# WORK INSTRUCTIONS
Resume the email about free game engines from the point where it stops.

** START OF GIVEN TEXT **

He should be directed to download all three of these game engines.
Digital-Tutors has training on all three engines, and Eat 3D has training
for Unreal and CryEngine.

Free edition of Unreal Engine 3
http://www.unrealengine.com/udk

Free edition of CryEngine 3
http://mycryengine.com

Free edition of Unity 3D. Unity is primarily used to create mobile and web
games, but can also deploy games to consoles or the PC.
http://unity3d.com/unity/download/

Daniel
VFXM


On Mon, Jun 17, 2013 at 7:13 AM, Sebastien Sterling <
sebastien.sterl...@gmail.com> wrote:

> http://www.penny-arcade.com/patv/episode/on-game-schools
>
> Small but very informative vid, part of a much larger series which is
> equally excellent and accessible.
>
> Make sure he understands what exactly a Dev does. It often gets tossed
> like a blanket statement to cover a vast number of disciplines. (coder,
> director, writer, art director...)

** END OF GIVEN TEXT **
** START OF DATA ENTRIES **

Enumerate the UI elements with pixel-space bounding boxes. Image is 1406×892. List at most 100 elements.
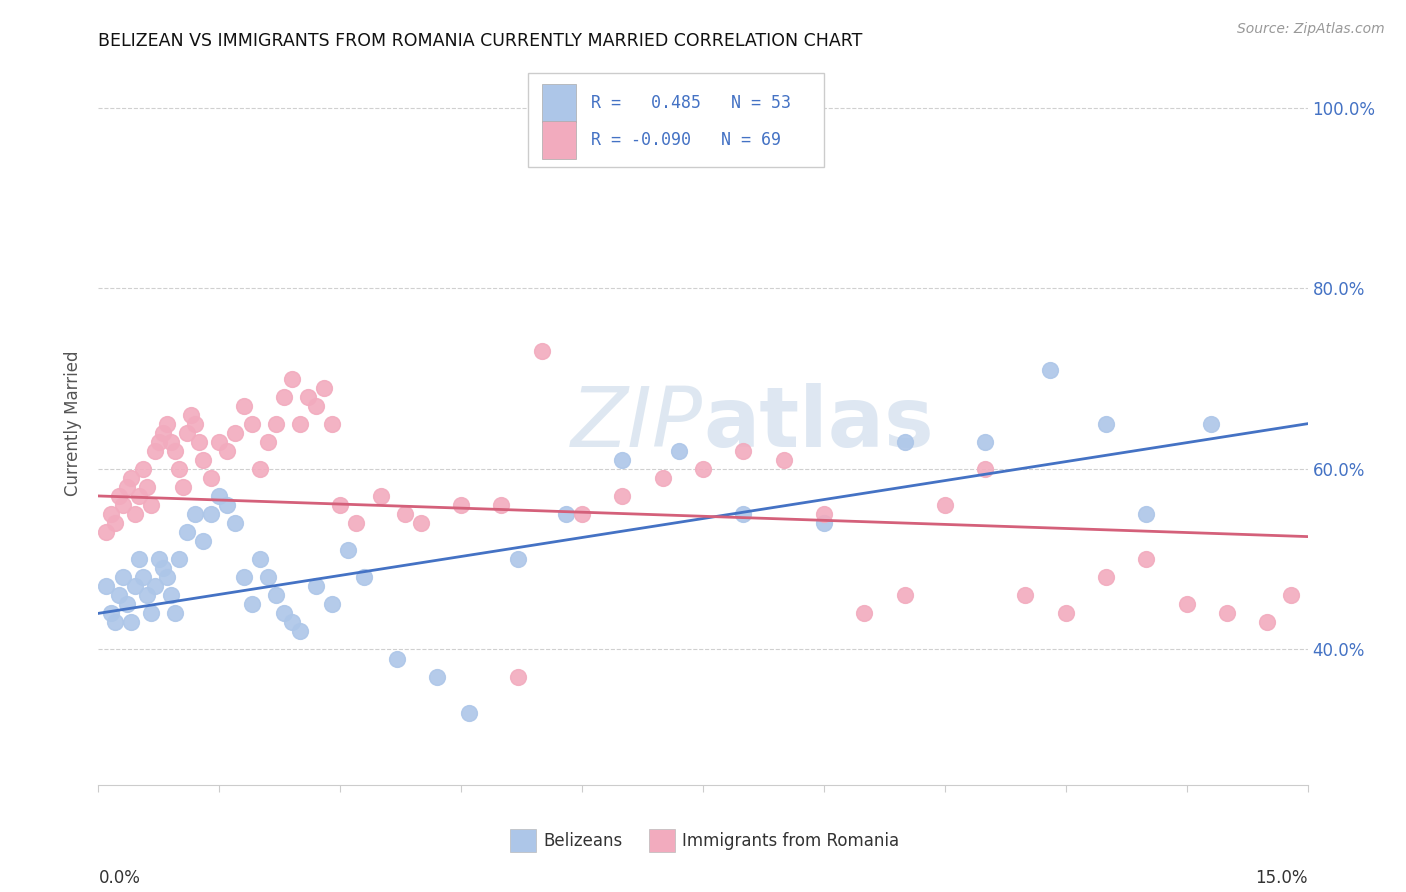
Point (1095, 570, 1118, 584)
Point (103, 615, 125, 630)
Point (344, 516, 367, 530)
Point (100, 607, 122, 621)
Point (200, 507, 222, 521)
Point (813, 507, 835, 521)
Point (208, 434, 231, 449)
Point (115, 480, 138, 494)
Text: Immigrants from Romania: Immigrants from Romania (682, 831, 900, 849)
Point (530, 344, 553, 359)
Point (329, 498, 352, 512)
Point (353, 570, 375, 584)
Point (156, 417, 179, 431)
Point (1135, 552, 1157, 566)
Point (200, 471, 222, 485)
Point (571, 507, 593, 521)
Point (458, 706, 481, 720)
Point (124, 507, 146, 521)
Point (176, 425, 198, 440)
Point (1054, 607, 1077, 621)
Point (224, 516, 246, 530)
Point (337, 543, 360, 558)
Point (491, 498, 513, 512)
Point (1256, 615, 1278, 630)
Point (813, 516, 835, 530)
Point (974, 434, 997, 449)
Point (264, 588, 287, 602)
Point (1175, 598, 1198, 612)
Point (288, 417, 311, 431)
Point (111, 498, 134, 512)
Point (668, 443, 690, 458)
Text: 15.0%: 15.0% (1256, 870, 1308, 888)
Point (305, 399, 328, 413)
Point (184, 507, 207, 521)
Point (217, 443, 239, 458)
Point (160, 588, 183, 602)
Point (188, 434, 211, 449)
FancyBboxPatch shape (509, 829, 536, 852)
Text: ZIP: ZIP (571, 384, 703, 464)
Point (409, 516, 432, 530)
Point (107, 588, 129, 602)
Point (256, 434, 278, 449)
Point (148, 434, 170, 449)
Text: R =   0.485   N = 53: R = 0.485 N = 53 (591, 94, 790, 112)
Point (172, 480, 194, 494)
Point (394, 507, 416, 521)
Point (612, 453, 634, 467)
Point (160, 434, 183, 449)
Point (135, 480, 157, 494)
Point (135, 588, 157, 602)
Point (555, 507, 578, 521)
Point (385, 651, 408, 665)
Text: atlas: atlas (703, 384, 934, 464)
Point (217, 498, 239, 512)
Point (120, 615, 142, 630)
FancyBboxPatch shape (543, 121, 576, 159)
Point (450, 498, 472, 512)
Point (148, 552, 170, 566)
Point (256, 570, 278, 584)
Point (139, 498, 162, 512)
Point (193, 534, 215, 549)
Point (651, 471, 673, 485)
Point (893, 588, 915, 602)
Point (107, 489, 129, 503)
Point (1281, 588, 1303, 602)
Point (232, 570, 254, 584)
Point (167, 552, 190, 566)
Point (772, 453, 794, 467)
Point (167, 462, 190, 476)
Point (163, 607, 186, 621)
Point (1014, 588, 1036, 602)
Point (124, 579, 146, 593)
Point (193, 453, 215, 467)
Point (1039, 362, 1062, 376)
Text: R = -0.090   N = 69: R = -0.090 N = 69 (591, 131, 780, 149)
Point (128, 552, 150, 566)
Point (163, 443, 186, 458)
FancyBboxPatch shape (648, 829, 675, 852)
Point (297, 390, 319, 404)
Point (853, 607, 876, 621)
Point (273, 390, 295, 404)
Point (506, 669, 529, 683)
Y-axis label: Currently Married: Currently Married (65, 351, 83, 497)
Point (132, 570, 155, 584)
Point (733, 443, 755, 458)
Point (321, 598, 343, 612)
Point (156, 570, 179, 584)
Point (426, 669, 449, 683)
Point (111, 570, 134, 584)
FancyBboxPatch shape (527, 73, 824, 167)
Point (1199, 417, 1222, 431)
FancyBboxPatch shape (543, 84, 576, 121)
Point (692, 462, 714, 476)
Point (281, 371, 304, 385)
Text: BELIZEAN VS IMMIGRANTS FROM ROMANIA CURRENTLY MARRIED CORRELATION CHART: BELIZEAN VS IMMIGRANTS FROM ROMANIA CURR… (98, 32, 863, 50)
Point (264, 417, 287, 431)
Point (139, 607, 162, 621)
Point (132, 462, 155, 476)
Point (143, 443, 166, 458)
Point (240, 417, 263, 431)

** END OF DATA ENTRIES **

# ANSWER FOR THE TASK
>
> Early exposure to game engines and especially languages (c#,c++,java
> script, python) serves the dual purpose of letting you discover if this is
> something you like doing, and gives you a head start when entering a
> related curriculum.
>
> Finally I'd say don't sugar coat it, its going to be hard, its a very
> competitive path to take in life.
>
>
> On 17 June 2013 13:42, Paul Griswold <
> pgrisw...@fusiondigitalproductions.com> wrote:
>
>> Hi guys,
>>
>> My daughter's boyfriend has expressed an interest in getting into game
>> development.  He's just a teenager, so he really doesn't have much of a
>> focus yet other than "I want to get into games".
>>
>> But I told my daughter I'd get some recommendations on things like what
>> he should study, good colleges for careers in games, different job
>> descriptions, good entry-level positions, etc.
>>
>> So, I'd love to hear what you guys have to say.  Any advice at all would
>> be great.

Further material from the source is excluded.